Rewrite every line of the material, switching "Distance (cm)" to "Position (cm)" wherever it appears and leaving everything else untouched.

[Box annotation data]

——

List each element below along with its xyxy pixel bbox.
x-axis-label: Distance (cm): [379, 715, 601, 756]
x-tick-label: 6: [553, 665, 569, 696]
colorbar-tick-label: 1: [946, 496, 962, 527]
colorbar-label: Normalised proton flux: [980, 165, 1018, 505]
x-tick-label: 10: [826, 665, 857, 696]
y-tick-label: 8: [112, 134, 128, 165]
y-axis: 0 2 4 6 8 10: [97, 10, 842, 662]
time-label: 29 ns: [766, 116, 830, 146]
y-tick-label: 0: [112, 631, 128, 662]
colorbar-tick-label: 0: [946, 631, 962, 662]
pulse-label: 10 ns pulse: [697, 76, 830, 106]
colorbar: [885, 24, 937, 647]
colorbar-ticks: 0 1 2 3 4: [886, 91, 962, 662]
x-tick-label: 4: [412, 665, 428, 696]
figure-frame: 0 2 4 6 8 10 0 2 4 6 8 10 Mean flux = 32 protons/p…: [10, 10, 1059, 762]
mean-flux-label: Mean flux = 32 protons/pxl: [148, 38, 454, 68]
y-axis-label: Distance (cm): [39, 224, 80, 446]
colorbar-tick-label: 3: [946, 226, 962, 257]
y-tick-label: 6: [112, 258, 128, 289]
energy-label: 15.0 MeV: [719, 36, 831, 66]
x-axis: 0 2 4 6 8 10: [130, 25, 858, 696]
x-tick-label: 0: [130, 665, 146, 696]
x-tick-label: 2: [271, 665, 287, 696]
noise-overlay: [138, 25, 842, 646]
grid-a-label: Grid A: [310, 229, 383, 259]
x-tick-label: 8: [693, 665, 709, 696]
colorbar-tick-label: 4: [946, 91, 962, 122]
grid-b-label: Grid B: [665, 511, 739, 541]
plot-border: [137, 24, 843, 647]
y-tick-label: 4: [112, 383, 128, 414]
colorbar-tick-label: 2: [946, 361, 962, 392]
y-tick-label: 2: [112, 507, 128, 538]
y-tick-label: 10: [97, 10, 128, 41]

——

#### Response to this exercise:
List each element below along with its xyxy pixel bbox.
x-axis-label: Position (cm): [379, 715, 601, 756]
x-tick-label: 6: [553, 665, 569, 696]
colorbar-tick-label: 1: [946, 496, 962, 527]
colorbar-label: Normalised proton flux: [980, 165, 1018, 505]
x-tick-label: 10: [826, 665, 857, 696]
y-tick-label: 8: [112, 134, 128, 165]
y-axis: 0 2 4 6 8 10: [97, 10, 842, 662]
time-label: 29 ns: [766, 116, 830, 146]
y-tick-label: 0: [112, 631, 128, 662]
colorbar-tick-label: 0: [946, 631, 962, 662]
pulse-label: 10 ns pulse: [697, 76, 830, 106]
colorbar: [885, 24, 937, 647]
colorbar-ticks: 0 1 2 3 4: [886, 91, 962, 662]
x-tick-label: 4: [412, 665, 428, 696]
figure-frame: 0 2 4 6 8 10 0 2 4 6 8 10 Mean flux = 32 protons/p…: [10, 10, 1059, 762]
mean-flux-label: Mean flux = 32 protons/pxl: [148, 38, 454, 68]
y-axis-label: Position (cm): [39, 224, 80, 446]
colorbar-tick-label: 3: [946, 226, 962, 257]
y-tick-label: 6: [112, 258, 128, 289]
energy-label: 15.0 MeV: [719, 36, 831, 66]
x-axis: 0 2 4 6 8 10: [130, 25, 858, 696]
x-tick-label: 0: [130, 665, 146, 696]
x-tick-label: 2: [271, 665, 287, 696]
noise-overlay: [138, 25, 842, 646]
grid-a-label: Grid A: [310, 229, 383, 259]
x-tick-label: 8: [693, 665, 709, 696]
colorbar-tick-label: 4: [946, 91, 962, 122]
grid-b-label: Grid B: [665, 511, 739, 541]
plot-border: [137, 24, 843, 647]
y-tick-label: 4: [112, 383, 128, 414]
colorbar-tick-label: 2: [946, 361, 962, 392]
y-tick-label: 2: [112, 507, 128, 538]
y-tick-label: 10: [97, 10, 128, 41]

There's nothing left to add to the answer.